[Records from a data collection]
>>>>>
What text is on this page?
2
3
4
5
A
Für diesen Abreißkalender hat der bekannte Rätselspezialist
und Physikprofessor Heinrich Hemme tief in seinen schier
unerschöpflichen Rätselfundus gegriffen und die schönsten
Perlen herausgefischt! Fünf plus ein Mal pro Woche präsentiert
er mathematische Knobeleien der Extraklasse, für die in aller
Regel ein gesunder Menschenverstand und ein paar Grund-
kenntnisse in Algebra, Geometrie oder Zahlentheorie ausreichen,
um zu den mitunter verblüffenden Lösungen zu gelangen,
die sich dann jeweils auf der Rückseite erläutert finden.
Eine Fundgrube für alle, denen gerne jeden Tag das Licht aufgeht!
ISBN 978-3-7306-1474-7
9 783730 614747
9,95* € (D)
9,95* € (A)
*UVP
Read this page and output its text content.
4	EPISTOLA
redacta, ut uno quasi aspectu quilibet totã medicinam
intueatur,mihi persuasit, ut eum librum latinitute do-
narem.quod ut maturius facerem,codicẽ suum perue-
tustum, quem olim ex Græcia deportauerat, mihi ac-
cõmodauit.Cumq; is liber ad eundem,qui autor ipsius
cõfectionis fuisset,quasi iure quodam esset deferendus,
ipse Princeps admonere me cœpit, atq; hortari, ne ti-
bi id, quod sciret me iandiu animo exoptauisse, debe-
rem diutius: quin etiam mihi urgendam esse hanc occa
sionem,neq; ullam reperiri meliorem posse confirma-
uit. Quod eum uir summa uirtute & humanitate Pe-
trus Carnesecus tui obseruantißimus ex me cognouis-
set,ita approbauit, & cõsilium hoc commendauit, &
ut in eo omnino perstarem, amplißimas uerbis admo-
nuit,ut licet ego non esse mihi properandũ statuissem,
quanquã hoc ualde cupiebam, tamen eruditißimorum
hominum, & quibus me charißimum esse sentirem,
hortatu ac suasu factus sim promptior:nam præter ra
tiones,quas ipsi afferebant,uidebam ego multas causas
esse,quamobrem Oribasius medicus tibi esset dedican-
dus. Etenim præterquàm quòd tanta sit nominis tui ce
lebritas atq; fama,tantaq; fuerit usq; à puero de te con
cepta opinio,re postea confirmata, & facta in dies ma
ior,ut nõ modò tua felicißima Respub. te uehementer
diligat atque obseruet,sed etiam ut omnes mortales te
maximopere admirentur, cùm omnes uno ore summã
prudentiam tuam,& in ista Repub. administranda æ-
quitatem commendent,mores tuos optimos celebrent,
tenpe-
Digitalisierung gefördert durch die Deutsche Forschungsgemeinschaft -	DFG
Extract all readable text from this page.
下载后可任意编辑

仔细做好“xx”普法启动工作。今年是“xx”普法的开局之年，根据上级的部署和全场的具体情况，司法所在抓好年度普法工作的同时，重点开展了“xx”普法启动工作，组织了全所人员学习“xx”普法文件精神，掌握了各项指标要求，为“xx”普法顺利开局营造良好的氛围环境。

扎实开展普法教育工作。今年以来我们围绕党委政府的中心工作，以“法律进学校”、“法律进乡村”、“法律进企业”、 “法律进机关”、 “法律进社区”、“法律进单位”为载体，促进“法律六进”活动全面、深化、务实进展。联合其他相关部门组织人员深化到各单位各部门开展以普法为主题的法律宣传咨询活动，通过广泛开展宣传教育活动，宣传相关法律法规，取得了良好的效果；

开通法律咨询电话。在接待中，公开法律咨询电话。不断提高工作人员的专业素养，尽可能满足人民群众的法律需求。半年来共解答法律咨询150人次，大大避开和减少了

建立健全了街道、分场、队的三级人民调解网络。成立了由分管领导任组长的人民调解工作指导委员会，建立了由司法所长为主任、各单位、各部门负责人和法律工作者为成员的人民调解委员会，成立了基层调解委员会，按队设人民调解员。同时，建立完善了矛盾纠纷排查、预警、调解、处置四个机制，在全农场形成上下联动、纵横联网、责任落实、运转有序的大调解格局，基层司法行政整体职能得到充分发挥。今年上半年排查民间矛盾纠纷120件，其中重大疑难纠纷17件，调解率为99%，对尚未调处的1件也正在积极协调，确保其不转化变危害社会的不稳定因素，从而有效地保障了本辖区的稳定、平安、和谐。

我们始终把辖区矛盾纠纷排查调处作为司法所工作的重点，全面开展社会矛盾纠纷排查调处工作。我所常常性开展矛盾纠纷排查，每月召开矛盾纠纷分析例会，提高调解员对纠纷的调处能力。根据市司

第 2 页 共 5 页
<<<<<
» **To do**:
Copy every line in the entries above that has the string "quasi" in it.

» **Solution to this problem**:
redacta, ut uno quasi aspectu quilibet totã medicinam
cõfectionis fuisset,quasi iure quodam esset deferendus,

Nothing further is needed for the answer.